> **THE TASK**
Images are excluded; otherwise, output every record exactly.

> **Records from a data collection**
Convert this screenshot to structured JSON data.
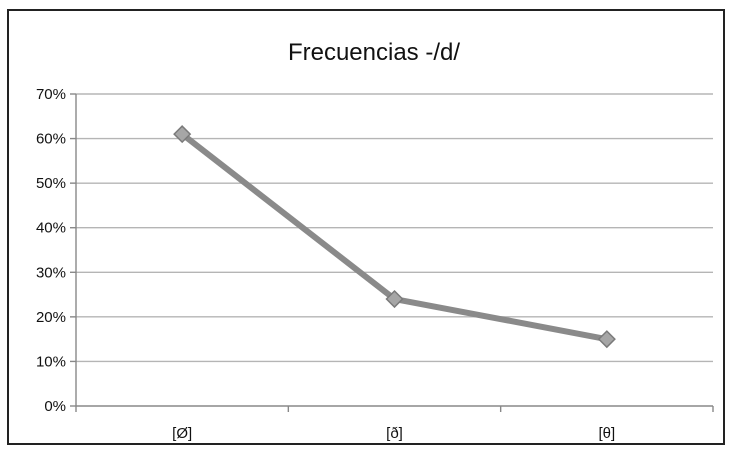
{
  "chart_data": {
    "type": "line",
    "title": "Frecuencias -/d/",
    "xlabel": "",
    "ylabel": "",
    "categories": [
      "[Ø]",
      "[ð]",
      "[θ]"
    ],
    "series": [
      {
        "values": [
          0.61,
          0.24,
          0.15
        ]
      }
    ],
    "ylim": [
      0,
      0.7
    ],
    "yticks": [
      0,
      0.1,
      0.2,
      0.3,
      0.4,
      0.5,
      0.6,
      0.7
    ],
    "ytick_labels": [
      "0%",
      "10%",
      "20%",
      "30%",
      "40%",
      "50%",
      "60%",
      "70%"
    ],
    "grid": true,
    "legend": "none",
    "colors": {
      "line": "#8a8a8a",
      "marker": "#a6a6a6",
      "marker_stroke": "#7a7a7a",
      "grid": "#b5b5b5",
      "axis": "#888888"
    }
  }
}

> **FINAL RESULT**
Convert this screenshot to structured JSON data.
{
  "chart_data": {
    "type": "line",
    "title": "Frecuencias -/d/",
    "xlabel": "",
    "ylabel": "",
    "categories": [
      "[Ø]",
      "[ð]",
      "[θ]"
    ],
    "series": [
      {
        "values": [
          0.61,
          0.24,
          0.15
        ]
      }
    ],
    "ylim": [
      0,
      0.7
    ],
    "yticks": [
      0,
      0.1,
      0.2,
      0.3,
      0.4,
      0.5,
      0.6,
      0.7
    ],
    "ytick_labels": [
      "0%",
      "10%",
      "20%",
      "30%",
      "40%",
      "50%",
      "60%",
      "70%"
    ],
    "grid": true,
    "legend": "none",
    "colors": {
      "line": "#8a8a8a",
      "marker": "#a6a6a6",
      "marker_stroke": "#7a7a7a",
      "grid": "#b5b5b5",
      "axis": "#888888"
    }
  }
}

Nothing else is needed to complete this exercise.